Problem description - Beginning at the line with "Enumerate this screenshot's", output each line to the end of the listing below exactly, please.

※

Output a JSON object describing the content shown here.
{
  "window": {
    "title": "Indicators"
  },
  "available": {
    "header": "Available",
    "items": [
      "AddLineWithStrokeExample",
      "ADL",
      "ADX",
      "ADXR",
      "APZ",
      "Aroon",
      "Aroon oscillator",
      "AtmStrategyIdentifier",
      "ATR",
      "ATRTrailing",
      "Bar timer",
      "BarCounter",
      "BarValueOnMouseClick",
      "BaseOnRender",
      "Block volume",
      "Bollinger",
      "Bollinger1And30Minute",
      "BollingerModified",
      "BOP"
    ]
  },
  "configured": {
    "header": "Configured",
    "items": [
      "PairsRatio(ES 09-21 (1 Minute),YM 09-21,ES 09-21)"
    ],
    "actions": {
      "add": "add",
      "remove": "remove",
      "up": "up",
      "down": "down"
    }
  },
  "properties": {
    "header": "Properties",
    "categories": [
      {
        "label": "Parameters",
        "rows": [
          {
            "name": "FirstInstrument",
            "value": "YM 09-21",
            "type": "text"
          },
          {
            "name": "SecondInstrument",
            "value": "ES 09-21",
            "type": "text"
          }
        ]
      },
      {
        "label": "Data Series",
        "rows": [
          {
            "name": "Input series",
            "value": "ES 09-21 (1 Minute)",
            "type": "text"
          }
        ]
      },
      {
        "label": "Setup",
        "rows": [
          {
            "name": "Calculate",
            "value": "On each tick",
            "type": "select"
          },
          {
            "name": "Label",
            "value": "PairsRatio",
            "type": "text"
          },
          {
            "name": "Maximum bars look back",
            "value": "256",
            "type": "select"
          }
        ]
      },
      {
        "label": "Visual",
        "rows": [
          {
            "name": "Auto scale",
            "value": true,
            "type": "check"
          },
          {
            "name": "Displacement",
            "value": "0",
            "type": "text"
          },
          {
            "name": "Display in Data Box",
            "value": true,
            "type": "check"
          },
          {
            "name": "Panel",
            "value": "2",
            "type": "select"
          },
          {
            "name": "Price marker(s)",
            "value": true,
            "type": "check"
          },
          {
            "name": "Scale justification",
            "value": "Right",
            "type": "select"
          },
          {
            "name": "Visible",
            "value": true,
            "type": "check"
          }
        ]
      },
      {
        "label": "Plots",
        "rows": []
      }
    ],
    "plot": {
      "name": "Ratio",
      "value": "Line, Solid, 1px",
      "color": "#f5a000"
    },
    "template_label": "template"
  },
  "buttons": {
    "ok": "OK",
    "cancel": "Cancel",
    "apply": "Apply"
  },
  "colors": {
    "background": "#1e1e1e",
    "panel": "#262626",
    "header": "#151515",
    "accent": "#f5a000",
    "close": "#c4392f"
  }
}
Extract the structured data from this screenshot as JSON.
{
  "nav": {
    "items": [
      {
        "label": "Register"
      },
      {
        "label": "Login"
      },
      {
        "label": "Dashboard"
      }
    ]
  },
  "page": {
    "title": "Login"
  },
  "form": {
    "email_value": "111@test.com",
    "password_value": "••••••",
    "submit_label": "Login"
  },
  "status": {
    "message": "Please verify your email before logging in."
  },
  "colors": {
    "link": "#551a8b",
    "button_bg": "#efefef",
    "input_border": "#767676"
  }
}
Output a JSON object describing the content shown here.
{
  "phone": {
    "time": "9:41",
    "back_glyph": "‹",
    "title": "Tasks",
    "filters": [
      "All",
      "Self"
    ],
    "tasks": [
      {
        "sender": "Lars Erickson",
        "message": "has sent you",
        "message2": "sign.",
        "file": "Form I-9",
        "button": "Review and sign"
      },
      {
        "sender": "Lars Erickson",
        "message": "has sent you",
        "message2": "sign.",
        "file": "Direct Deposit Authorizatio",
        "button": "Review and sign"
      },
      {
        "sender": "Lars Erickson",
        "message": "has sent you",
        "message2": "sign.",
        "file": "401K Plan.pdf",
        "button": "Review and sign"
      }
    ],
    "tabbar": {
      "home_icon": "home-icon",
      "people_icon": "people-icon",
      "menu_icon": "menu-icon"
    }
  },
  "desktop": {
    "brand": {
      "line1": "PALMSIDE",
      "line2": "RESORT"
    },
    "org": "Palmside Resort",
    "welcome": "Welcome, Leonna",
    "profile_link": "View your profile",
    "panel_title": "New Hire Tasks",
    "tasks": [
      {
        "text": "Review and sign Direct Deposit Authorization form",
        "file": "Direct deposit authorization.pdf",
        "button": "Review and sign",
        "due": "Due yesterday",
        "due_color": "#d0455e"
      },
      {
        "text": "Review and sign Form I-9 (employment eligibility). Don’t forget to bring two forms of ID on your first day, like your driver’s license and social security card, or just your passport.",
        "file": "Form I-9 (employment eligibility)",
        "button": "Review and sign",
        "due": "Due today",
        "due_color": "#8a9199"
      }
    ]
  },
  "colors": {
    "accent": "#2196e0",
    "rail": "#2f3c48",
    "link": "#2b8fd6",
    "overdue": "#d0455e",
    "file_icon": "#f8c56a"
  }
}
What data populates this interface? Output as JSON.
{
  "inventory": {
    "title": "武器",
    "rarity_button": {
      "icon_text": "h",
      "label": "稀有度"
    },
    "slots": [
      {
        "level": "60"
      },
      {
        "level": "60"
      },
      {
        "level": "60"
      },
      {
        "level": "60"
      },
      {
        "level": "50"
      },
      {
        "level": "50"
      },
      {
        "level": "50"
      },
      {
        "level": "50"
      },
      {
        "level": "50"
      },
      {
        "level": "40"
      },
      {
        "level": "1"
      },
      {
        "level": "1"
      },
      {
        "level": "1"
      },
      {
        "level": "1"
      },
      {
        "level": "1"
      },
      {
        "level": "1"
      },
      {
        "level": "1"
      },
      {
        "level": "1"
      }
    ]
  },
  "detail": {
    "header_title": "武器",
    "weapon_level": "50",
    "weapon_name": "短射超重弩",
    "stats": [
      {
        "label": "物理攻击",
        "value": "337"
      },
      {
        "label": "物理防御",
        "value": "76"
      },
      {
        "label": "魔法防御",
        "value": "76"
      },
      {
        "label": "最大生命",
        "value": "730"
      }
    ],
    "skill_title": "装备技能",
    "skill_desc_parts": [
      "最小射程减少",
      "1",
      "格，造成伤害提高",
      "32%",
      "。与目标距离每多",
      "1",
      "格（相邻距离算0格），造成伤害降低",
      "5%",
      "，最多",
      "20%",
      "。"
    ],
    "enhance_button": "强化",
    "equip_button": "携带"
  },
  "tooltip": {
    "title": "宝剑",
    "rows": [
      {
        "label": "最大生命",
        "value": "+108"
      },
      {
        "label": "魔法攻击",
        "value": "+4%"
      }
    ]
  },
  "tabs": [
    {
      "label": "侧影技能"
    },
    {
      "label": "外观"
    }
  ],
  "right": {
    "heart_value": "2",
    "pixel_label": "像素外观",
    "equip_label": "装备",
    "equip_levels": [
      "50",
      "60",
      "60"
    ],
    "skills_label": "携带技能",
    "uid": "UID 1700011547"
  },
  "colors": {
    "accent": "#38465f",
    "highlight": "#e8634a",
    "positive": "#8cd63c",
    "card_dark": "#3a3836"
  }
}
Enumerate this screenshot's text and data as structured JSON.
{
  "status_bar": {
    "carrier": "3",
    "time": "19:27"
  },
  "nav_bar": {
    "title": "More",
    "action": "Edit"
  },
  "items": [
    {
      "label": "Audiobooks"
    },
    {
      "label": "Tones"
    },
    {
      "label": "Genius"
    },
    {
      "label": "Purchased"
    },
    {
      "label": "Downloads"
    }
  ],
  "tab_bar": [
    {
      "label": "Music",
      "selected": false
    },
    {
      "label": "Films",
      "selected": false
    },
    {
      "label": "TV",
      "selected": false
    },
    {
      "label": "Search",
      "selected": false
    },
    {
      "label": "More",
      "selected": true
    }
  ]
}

※

The output -
Enumerate this screenshot's text and data as structured JSON.
{
  "status_bar": {
    "carrier": "3",
    "time": "19:27"
  },
  "nav_bar": {
    "title": "More",
    "action": "Edit"
  },
  "items": [
    {
      "label": "Audiobooks"
    },
    {
      "label": "Tones"
    },
    {
      "label": "Genius"
    },
    {
      "label": "Purchased"
    },
    {
      "label": "Downloads"
    }
  ],
  "tab_bar": [
    {
      "label": "Music",
      "selected": false
    },
    {
      "label": "Films",
      "selected": false
    },
    {
      "label": "TV",
      "selected": false
    },
    {
      "label": "Search",
      "selected": false
    },
    {
      "label": "More",
      "selected": true
    }
  ]
}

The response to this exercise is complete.